• [Extracted records]:

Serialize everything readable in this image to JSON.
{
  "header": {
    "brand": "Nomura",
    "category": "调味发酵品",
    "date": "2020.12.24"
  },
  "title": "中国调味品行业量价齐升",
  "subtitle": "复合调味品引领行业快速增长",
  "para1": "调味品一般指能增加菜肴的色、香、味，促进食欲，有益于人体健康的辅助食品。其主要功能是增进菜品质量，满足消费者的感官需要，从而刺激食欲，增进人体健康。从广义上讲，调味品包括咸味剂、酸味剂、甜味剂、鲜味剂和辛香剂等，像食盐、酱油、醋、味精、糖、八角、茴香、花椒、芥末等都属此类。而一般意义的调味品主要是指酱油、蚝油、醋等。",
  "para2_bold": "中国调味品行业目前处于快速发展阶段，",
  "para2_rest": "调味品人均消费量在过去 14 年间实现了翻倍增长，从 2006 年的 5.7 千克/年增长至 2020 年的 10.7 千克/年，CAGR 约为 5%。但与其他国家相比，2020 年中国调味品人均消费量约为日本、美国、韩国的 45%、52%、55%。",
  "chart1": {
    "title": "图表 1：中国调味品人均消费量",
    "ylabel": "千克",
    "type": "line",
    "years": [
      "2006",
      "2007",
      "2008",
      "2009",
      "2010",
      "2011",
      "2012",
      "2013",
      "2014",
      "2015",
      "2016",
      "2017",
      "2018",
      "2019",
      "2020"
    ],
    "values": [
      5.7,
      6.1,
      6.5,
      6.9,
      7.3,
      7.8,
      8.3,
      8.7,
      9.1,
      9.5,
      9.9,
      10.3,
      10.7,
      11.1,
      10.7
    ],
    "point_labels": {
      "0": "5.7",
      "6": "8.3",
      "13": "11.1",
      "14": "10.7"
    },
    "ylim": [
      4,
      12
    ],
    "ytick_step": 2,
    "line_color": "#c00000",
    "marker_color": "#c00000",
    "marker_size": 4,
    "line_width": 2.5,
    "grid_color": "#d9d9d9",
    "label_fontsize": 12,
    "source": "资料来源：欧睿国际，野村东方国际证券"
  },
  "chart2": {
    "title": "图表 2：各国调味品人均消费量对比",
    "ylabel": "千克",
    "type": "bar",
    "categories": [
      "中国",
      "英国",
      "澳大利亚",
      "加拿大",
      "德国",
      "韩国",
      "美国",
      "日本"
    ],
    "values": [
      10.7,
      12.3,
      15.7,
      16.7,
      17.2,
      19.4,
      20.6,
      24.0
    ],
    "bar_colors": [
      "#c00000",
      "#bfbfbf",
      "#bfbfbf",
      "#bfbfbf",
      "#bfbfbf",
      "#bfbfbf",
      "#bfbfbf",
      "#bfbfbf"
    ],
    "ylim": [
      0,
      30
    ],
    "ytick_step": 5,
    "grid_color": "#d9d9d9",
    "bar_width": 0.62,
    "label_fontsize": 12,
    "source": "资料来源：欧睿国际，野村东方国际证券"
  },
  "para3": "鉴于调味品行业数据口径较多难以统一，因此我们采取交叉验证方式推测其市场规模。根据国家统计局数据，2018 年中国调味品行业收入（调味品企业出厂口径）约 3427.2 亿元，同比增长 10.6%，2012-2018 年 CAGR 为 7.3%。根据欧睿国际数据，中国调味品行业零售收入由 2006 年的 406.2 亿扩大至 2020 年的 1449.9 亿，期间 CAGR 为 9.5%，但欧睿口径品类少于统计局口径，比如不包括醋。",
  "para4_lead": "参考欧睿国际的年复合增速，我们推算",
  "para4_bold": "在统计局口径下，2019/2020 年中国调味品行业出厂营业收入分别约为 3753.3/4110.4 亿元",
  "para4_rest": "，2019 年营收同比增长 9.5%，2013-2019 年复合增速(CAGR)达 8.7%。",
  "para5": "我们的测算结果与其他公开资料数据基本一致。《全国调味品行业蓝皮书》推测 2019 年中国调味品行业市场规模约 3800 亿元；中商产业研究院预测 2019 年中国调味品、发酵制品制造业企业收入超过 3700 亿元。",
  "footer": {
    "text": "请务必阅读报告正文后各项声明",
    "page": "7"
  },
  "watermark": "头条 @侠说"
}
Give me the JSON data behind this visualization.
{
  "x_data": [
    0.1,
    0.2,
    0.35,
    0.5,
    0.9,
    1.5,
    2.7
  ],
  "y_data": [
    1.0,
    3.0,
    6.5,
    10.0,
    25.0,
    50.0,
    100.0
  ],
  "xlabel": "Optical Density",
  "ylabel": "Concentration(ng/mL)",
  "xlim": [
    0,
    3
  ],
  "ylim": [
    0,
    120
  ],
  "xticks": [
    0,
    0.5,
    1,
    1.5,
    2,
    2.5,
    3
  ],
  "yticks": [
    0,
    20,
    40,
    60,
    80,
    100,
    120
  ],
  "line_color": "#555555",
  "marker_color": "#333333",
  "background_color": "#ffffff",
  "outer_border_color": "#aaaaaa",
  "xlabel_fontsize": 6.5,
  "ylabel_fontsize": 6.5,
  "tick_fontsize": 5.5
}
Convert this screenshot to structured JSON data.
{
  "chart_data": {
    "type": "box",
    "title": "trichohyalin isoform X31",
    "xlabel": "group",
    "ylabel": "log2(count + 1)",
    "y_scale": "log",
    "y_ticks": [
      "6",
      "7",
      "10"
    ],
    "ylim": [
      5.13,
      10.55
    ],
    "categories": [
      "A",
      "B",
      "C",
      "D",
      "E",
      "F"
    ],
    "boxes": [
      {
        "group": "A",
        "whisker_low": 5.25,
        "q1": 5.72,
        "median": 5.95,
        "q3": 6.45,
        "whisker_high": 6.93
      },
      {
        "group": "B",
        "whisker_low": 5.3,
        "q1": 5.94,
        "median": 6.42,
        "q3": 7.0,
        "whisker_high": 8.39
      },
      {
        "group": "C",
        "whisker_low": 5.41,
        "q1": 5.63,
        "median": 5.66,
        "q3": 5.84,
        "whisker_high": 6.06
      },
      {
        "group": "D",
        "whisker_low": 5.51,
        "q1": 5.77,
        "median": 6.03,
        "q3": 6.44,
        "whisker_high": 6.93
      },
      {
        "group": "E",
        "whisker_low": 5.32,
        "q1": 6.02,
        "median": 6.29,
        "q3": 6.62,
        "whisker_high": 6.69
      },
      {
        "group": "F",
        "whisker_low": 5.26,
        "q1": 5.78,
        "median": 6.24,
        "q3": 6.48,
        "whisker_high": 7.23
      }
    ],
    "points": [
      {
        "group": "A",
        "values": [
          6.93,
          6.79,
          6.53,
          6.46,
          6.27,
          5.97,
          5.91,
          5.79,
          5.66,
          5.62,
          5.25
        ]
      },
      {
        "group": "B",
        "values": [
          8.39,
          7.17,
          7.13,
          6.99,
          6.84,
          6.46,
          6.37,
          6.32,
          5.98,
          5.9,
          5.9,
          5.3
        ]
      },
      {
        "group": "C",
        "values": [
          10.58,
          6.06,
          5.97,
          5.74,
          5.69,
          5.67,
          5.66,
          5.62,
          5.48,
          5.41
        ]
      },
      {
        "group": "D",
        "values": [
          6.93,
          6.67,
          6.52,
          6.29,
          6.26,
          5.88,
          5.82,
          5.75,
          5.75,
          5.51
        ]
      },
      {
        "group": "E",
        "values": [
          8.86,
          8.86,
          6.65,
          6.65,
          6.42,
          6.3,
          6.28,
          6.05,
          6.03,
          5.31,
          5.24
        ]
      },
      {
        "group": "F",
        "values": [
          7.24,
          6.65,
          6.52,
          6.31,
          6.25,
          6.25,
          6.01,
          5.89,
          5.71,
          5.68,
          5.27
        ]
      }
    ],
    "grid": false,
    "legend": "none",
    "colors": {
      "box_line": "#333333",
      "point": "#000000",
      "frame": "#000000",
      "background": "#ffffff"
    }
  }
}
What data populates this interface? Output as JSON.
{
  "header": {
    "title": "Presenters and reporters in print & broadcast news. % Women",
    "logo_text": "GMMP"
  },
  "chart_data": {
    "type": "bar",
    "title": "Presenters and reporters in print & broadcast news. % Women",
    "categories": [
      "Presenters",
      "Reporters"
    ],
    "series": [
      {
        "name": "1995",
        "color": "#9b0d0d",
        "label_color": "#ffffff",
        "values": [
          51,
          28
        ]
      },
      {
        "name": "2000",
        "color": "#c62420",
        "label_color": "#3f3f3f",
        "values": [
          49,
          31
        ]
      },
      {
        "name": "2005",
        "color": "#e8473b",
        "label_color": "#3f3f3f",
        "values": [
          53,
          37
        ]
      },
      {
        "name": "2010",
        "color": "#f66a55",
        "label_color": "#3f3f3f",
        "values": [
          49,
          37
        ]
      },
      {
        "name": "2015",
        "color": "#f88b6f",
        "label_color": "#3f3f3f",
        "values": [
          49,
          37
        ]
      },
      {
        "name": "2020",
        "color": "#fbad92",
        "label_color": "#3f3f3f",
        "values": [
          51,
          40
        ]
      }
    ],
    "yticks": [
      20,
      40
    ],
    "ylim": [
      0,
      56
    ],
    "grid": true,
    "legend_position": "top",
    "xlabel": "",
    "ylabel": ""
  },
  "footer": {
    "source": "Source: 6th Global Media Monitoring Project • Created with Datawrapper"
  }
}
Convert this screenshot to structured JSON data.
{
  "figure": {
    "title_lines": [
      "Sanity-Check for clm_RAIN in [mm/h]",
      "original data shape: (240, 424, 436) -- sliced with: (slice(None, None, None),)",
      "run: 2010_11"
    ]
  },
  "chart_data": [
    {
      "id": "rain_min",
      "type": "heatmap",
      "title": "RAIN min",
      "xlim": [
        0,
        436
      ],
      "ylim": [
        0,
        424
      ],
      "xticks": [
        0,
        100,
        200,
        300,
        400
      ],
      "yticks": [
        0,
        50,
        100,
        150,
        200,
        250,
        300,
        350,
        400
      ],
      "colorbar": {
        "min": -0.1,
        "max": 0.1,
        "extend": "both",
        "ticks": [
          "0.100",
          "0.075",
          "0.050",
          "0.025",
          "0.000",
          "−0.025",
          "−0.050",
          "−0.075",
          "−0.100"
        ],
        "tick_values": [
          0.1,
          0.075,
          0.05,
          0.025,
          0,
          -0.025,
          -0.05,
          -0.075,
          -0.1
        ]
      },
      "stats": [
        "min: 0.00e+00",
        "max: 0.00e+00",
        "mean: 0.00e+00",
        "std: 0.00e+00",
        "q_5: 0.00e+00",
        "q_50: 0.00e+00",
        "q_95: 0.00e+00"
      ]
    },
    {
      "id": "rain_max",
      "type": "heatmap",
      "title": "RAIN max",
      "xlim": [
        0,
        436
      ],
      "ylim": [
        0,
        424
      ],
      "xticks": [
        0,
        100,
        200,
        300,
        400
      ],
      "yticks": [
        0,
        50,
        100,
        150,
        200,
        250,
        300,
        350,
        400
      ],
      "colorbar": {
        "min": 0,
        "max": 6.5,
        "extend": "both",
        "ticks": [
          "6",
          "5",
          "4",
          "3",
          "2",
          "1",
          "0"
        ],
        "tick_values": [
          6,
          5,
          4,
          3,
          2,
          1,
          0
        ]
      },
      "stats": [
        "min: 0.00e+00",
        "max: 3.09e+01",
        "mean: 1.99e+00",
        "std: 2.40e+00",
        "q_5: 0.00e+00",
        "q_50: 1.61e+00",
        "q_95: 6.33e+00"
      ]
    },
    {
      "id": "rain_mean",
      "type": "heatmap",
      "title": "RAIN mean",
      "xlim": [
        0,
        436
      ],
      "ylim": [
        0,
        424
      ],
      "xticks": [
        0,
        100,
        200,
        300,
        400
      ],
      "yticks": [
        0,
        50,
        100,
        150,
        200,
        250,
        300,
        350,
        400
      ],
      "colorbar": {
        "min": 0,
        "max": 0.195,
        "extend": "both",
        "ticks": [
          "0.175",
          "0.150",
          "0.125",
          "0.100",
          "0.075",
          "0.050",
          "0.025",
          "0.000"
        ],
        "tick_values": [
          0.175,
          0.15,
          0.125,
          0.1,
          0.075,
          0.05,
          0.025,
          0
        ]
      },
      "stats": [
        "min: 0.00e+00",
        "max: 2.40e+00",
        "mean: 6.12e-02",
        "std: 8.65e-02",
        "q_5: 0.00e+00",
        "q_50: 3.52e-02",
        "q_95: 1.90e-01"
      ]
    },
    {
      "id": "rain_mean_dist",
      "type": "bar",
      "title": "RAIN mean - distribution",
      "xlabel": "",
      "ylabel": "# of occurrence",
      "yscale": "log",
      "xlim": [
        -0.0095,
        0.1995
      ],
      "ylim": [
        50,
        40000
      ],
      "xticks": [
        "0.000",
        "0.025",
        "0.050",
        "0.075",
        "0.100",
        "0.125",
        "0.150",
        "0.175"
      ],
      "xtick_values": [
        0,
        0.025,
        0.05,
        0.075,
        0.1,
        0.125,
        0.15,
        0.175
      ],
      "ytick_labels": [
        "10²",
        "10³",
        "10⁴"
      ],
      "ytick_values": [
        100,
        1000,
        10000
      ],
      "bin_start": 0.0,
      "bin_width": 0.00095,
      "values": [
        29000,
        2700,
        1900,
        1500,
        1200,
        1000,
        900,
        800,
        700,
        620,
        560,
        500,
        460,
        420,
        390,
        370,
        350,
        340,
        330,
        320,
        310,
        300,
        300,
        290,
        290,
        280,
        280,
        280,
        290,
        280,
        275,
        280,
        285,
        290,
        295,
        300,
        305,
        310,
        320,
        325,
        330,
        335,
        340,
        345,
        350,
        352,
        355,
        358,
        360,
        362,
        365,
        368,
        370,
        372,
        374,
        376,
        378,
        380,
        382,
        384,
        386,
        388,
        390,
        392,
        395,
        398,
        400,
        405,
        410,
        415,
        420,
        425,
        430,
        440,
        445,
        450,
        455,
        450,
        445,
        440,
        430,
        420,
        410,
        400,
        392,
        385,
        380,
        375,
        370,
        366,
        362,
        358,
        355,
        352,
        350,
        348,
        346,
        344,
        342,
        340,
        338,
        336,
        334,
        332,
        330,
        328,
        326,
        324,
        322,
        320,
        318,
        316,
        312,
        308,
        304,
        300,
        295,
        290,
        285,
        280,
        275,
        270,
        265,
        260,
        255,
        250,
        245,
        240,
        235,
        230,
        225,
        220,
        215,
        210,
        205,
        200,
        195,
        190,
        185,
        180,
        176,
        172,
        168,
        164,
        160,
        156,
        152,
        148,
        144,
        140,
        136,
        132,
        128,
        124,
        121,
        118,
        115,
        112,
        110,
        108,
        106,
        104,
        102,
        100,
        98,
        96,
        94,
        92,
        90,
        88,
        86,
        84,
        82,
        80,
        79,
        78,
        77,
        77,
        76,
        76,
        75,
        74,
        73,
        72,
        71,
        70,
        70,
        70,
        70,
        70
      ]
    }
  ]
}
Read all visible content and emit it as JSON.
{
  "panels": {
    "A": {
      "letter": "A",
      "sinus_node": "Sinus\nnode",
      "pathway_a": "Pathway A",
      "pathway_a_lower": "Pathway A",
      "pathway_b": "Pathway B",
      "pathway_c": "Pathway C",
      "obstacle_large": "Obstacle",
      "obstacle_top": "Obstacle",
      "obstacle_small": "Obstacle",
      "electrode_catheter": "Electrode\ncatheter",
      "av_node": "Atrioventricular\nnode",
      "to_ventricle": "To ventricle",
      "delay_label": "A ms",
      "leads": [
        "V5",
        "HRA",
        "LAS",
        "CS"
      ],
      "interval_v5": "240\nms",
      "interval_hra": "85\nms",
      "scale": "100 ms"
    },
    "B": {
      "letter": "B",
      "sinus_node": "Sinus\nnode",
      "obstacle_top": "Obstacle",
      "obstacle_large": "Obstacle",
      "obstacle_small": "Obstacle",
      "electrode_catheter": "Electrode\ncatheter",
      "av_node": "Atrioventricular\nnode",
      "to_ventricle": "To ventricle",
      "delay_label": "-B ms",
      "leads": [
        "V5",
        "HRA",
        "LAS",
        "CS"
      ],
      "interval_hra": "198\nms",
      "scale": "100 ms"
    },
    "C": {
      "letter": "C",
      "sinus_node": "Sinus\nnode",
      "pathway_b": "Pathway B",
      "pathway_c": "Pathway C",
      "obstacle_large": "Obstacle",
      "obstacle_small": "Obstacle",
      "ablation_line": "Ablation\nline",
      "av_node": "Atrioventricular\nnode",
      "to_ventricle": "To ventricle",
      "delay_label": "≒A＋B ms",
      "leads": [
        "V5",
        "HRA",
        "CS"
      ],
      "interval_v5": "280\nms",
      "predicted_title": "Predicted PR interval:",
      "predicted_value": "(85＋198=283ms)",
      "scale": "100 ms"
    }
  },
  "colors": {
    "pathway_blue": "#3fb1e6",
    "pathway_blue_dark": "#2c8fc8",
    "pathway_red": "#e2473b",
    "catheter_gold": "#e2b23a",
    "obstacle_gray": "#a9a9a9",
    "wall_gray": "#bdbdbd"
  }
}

• [Problem statement]:
Track down all lines above with the string "CAGR" and copy them.

• [Response for this exercise]:
  "para2_rest": "调味品人均消费量在过去 14 年间实现了翻倍增长，从 2006 年的 5.7 千克/年增长至 2020 年的 10.7 千克/年，CAGR 约为 5%。但与其他国家相比，2020 年中国调味品人均消费量约为日本、美国、韩国的 45%、52%、55%。",
  "para3": "鉴于调味品行业数据口径较多难以统一，因此我们采取交叉验证方式推测其市场规模。根据国家统计局数据，2018 年中国调味品行业收入（调味品企业出厂口径）约 3427.2 亿元，同比增长 10.6%，2012-2018 年 CAGR 为 7.3%。根据欧睿国际数据，中国调味品行业零售收入由 2006 年的 406.2 亿扩大至 2020 年的 1449.9 亿，期间 CAGR 为 9.5%，但欧睿口径品类少于统计局口径，比如不包括醋。",
  "para4_rest": "，2019 年营收同比增长 9.5%，2013-2019 年复合增速(CAGR)达 8.7%。",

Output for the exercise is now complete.